Work to complete: Read the lines that follow and pick out every one containing the word "Established".

>> BEGIN

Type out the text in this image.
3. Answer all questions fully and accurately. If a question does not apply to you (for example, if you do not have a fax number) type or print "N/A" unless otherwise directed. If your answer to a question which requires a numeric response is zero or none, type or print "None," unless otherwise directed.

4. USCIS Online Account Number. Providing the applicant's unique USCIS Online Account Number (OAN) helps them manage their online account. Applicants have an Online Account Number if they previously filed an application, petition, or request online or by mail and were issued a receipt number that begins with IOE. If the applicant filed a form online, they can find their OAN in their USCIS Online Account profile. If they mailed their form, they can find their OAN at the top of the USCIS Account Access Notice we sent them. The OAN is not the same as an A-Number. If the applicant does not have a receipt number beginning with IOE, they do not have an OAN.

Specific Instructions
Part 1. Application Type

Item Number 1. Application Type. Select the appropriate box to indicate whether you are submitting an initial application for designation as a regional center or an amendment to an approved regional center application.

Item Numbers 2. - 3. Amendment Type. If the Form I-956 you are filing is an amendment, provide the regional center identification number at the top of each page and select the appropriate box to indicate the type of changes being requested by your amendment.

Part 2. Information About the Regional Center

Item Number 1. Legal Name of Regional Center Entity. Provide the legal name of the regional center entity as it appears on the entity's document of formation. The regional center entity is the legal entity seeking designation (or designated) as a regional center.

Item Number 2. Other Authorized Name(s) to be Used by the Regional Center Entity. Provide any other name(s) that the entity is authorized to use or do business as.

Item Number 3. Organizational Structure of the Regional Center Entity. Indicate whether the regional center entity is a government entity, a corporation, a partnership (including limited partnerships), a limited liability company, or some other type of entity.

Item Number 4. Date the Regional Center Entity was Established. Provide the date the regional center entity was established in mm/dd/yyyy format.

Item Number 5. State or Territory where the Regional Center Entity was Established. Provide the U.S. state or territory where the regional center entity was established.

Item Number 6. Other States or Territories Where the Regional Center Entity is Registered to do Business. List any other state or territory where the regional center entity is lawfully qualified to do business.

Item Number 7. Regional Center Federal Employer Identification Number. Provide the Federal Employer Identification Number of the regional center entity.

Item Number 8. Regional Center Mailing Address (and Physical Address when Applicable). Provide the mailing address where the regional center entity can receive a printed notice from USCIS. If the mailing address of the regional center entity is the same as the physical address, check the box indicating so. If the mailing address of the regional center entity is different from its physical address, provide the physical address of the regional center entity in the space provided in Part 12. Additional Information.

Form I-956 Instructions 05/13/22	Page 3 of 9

>> END

Response below:
Item Number 4. Date the Regional Center Entity was Established. Provide the date the regional center entity was established in mm/dd/yyyy format.
Item Number 5. State or Territory where the Regional Center Entity was Established. Provide the U.S. state or territory where the regional center entity was established.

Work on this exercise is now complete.